WHAT IS EXPECTED: Count only the lines of the records that hold "organisation", then give the number without any other words.
★ ★ ★ ★
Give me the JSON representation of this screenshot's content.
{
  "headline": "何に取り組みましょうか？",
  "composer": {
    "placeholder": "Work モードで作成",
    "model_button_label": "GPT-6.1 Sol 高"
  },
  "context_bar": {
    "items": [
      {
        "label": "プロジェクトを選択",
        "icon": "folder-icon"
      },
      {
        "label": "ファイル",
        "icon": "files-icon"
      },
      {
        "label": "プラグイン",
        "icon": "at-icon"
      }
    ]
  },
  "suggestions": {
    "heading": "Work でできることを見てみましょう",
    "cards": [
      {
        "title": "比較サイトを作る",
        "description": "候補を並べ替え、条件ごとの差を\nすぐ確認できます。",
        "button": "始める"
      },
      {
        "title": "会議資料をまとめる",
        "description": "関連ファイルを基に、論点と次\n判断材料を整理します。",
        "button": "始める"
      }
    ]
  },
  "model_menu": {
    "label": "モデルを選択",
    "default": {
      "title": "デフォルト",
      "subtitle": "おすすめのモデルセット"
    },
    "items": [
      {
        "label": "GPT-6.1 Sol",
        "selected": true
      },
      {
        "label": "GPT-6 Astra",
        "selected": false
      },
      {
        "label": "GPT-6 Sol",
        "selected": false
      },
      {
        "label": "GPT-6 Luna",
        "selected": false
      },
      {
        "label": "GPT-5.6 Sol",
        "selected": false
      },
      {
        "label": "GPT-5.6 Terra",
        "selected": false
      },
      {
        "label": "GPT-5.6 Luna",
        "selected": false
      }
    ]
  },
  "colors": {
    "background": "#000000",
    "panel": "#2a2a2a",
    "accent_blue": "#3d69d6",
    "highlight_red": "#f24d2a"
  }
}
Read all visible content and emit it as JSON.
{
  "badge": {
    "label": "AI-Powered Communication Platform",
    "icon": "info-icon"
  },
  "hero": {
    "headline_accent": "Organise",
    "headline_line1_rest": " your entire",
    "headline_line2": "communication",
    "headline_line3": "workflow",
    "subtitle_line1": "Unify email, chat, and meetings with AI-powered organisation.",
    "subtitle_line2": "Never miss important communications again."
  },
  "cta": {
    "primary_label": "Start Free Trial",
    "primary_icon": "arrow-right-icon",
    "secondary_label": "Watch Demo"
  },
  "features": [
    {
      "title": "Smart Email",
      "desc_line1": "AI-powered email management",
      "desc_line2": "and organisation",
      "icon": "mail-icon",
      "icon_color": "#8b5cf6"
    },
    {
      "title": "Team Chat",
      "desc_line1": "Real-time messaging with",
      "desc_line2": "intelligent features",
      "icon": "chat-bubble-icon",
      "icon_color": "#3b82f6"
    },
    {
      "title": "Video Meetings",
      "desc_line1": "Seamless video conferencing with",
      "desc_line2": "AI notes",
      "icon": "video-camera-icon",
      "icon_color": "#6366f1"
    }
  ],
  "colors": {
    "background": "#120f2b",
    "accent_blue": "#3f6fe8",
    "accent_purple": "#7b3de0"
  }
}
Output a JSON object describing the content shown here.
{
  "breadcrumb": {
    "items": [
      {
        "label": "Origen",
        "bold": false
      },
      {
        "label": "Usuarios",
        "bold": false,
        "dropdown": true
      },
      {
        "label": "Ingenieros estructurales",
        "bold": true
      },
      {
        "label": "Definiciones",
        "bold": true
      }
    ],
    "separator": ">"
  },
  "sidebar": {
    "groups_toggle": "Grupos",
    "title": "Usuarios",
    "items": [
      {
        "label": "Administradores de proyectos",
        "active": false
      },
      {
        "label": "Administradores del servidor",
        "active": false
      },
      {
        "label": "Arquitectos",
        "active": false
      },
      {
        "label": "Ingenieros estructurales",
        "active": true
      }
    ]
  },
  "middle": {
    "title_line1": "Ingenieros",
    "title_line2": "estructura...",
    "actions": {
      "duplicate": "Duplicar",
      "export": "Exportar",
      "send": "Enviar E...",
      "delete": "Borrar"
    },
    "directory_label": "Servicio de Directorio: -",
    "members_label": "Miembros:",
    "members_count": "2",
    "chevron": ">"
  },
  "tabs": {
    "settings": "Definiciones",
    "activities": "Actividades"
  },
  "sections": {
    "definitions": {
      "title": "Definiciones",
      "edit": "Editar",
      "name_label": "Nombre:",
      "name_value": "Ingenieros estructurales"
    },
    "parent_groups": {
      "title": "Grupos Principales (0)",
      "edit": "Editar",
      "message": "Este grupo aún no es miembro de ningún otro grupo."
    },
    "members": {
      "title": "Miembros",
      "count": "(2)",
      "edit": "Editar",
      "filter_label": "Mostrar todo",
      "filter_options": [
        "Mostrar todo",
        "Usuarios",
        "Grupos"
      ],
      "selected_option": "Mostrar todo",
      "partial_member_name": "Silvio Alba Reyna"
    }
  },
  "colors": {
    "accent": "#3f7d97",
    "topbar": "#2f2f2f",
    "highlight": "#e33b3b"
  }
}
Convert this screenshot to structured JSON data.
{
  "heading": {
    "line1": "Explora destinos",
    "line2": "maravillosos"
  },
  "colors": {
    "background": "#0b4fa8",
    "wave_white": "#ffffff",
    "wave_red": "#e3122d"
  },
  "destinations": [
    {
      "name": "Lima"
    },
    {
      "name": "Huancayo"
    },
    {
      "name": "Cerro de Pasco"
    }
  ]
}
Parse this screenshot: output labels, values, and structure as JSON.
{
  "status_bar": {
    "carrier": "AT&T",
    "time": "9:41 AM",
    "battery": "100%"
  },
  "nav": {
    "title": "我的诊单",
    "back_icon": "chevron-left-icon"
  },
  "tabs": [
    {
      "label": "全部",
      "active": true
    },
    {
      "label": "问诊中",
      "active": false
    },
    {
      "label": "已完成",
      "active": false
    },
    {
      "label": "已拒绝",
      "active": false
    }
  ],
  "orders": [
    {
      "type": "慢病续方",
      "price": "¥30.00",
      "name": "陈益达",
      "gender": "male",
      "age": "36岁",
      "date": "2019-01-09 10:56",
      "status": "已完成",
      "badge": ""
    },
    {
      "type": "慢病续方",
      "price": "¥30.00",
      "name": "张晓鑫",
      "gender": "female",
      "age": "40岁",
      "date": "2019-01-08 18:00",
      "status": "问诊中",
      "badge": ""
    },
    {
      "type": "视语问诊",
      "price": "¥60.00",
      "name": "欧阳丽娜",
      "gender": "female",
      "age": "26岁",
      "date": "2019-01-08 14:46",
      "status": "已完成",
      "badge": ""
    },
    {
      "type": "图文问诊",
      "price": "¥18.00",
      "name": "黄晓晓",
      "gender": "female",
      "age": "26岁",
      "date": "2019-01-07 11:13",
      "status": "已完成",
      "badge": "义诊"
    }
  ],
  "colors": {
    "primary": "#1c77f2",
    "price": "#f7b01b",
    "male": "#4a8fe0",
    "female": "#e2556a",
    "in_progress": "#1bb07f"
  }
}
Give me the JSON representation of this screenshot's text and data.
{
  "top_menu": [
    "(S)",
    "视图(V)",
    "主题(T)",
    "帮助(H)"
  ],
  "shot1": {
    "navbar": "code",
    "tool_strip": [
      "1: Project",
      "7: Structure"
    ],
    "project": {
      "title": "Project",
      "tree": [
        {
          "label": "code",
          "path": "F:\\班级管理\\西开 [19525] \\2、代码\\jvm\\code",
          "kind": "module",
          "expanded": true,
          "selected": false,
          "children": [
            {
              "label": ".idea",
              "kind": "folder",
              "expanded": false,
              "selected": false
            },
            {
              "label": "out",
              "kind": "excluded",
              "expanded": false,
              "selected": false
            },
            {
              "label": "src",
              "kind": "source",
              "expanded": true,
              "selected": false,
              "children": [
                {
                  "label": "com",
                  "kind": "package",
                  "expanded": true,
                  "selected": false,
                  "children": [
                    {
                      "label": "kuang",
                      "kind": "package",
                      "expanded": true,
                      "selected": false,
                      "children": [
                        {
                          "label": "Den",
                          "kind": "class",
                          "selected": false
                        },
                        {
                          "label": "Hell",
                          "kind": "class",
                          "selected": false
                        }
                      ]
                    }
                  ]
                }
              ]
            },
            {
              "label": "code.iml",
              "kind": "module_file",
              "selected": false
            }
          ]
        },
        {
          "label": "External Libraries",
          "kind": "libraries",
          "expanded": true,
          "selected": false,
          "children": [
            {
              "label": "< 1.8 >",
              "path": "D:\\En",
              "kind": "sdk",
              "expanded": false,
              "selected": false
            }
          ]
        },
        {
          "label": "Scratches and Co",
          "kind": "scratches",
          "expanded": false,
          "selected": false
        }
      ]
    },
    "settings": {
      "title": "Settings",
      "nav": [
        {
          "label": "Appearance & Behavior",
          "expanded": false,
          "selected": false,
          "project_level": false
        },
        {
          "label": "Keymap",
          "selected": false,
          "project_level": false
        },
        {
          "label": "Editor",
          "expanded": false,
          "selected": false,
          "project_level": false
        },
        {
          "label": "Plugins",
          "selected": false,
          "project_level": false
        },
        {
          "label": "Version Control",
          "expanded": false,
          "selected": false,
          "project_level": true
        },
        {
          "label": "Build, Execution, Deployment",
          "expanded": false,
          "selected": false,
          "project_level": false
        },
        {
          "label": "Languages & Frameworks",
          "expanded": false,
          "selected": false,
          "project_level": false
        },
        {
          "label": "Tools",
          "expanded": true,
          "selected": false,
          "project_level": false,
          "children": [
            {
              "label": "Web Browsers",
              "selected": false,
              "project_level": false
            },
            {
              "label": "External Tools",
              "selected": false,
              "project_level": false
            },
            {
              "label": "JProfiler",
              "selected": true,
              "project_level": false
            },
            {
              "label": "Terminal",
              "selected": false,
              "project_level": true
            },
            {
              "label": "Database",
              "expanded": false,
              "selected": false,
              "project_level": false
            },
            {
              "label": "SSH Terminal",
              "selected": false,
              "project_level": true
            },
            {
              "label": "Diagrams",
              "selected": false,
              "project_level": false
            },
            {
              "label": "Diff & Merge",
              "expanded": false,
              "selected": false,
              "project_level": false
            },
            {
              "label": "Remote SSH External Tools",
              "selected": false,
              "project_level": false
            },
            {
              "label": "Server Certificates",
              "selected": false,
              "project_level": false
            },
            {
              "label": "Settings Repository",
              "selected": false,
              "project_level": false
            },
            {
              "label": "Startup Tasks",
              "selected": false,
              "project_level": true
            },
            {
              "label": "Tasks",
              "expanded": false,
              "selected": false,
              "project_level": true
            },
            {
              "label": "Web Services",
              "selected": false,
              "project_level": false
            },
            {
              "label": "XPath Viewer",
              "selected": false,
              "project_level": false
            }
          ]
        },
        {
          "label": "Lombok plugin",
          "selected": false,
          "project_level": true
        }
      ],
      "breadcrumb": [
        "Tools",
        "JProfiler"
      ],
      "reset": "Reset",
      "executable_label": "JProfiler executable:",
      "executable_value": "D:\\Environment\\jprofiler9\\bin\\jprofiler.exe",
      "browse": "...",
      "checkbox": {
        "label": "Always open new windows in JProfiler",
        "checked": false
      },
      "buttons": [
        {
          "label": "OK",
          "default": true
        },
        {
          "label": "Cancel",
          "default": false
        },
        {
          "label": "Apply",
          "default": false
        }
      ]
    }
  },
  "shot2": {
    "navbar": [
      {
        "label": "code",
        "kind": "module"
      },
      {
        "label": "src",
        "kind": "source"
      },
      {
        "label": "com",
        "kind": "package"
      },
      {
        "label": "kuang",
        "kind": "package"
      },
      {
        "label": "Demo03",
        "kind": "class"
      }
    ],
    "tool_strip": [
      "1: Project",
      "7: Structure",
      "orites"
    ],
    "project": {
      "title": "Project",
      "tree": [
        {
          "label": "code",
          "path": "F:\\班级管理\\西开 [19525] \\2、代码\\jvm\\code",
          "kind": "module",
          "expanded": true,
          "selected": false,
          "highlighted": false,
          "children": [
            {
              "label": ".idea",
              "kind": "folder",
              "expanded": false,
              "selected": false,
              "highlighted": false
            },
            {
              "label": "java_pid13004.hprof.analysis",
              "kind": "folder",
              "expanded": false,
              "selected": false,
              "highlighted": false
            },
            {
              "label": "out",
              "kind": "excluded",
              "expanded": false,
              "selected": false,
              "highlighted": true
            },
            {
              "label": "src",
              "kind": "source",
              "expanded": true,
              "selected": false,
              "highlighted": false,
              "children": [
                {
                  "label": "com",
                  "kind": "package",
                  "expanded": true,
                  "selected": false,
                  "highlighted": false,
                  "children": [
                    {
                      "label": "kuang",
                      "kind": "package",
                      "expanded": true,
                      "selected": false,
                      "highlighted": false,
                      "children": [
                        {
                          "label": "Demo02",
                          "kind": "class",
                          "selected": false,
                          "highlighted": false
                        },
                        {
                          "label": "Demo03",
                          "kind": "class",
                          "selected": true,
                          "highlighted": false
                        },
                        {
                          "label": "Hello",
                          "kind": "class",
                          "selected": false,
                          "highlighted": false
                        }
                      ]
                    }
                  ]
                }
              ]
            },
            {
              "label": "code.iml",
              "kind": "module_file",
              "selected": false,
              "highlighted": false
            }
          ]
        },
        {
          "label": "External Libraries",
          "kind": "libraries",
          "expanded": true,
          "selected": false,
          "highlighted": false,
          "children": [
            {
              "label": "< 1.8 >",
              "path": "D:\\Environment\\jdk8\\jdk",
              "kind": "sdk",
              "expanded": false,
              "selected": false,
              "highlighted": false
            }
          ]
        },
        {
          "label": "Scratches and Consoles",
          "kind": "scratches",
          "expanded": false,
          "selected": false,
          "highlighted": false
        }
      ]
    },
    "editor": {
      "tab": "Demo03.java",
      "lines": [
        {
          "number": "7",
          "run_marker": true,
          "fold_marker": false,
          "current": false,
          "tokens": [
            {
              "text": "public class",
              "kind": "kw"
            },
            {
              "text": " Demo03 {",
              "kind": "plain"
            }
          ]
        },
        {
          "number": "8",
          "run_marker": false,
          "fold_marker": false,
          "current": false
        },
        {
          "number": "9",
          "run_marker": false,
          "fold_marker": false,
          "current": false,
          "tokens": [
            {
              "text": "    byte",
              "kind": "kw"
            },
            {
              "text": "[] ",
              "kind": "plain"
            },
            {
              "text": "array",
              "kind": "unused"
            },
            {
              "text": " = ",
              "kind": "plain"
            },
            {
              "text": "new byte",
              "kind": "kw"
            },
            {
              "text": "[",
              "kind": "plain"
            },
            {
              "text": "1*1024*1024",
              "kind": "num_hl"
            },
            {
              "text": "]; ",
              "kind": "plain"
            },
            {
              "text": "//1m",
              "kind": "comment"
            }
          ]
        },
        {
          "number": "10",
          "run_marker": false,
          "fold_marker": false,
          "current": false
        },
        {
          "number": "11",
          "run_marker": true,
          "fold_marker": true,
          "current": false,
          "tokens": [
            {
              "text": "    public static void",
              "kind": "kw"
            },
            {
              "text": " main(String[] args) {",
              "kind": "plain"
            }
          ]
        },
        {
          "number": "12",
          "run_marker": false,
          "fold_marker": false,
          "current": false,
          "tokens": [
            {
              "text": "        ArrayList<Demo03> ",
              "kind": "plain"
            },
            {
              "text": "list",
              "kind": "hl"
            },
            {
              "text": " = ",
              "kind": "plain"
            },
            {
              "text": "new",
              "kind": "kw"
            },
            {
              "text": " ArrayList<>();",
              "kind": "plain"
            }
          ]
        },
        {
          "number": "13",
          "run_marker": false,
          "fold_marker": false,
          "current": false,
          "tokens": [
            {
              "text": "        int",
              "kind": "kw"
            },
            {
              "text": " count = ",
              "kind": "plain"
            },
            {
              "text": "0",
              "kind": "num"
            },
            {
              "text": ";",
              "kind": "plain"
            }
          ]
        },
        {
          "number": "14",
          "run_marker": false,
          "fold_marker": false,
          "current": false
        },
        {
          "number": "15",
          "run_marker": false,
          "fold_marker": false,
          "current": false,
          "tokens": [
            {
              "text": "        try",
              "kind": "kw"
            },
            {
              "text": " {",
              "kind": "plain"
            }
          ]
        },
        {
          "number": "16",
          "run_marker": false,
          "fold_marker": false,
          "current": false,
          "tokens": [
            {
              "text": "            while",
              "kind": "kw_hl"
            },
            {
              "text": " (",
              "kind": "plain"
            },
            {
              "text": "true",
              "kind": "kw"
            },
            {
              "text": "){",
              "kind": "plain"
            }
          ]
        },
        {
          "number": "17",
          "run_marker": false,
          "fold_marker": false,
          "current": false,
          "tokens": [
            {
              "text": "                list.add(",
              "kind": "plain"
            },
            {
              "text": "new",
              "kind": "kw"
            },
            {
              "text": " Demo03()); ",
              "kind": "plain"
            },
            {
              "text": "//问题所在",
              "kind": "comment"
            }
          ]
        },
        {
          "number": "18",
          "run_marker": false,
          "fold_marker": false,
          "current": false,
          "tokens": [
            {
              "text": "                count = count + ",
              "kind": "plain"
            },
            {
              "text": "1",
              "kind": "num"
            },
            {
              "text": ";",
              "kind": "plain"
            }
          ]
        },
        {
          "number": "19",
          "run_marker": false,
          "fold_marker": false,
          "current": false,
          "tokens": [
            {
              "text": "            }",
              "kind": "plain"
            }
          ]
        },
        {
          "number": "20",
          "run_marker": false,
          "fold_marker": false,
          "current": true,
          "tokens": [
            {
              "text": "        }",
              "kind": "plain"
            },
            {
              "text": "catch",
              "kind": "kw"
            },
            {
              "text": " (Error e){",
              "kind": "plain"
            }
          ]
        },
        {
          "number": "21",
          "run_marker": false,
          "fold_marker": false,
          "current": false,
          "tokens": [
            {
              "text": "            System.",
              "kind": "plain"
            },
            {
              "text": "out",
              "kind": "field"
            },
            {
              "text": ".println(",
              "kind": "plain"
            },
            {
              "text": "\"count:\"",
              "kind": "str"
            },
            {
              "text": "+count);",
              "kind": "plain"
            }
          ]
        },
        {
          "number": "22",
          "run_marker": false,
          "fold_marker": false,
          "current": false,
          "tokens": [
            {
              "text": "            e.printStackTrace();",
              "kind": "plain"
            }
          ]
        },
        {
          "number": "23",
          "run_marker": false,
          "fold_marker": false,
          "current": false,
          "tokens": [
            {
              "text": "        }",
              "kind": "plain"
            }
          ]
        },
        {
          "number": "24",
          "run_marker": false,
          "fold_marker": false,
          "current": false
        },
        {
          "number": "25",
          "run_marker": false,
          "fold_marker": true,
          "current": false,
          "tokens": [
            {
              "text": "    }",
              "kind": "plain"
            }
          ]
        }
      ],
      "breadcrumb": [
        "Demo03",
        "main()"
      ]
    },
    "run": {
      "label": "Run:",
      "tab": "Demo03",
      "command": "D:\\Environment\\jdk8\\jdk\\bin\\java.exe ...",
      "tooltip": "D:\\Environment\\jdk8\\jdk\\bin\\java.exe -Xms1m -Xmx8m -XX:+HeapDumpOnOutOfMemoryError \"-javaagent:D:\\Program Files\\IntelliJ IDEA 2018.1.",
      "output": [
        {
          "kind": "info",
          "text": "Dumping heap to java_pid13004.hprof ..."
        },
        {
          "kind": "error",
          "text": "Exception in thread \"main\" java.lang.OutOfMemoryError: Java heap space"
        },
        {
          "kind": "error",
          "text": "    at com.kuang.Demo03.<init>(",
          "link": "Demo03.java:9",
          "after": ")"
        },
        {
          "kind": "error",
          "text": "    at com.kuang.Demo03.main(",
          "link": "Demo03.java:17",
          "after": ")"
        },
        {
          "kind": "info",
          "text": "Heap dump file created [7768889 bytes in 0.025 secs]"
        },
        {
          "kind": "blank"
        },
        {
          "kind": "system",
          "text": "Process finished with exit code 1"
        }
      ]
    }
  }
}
★ ★ ★ ★
EXERCISE OUTPUT: 2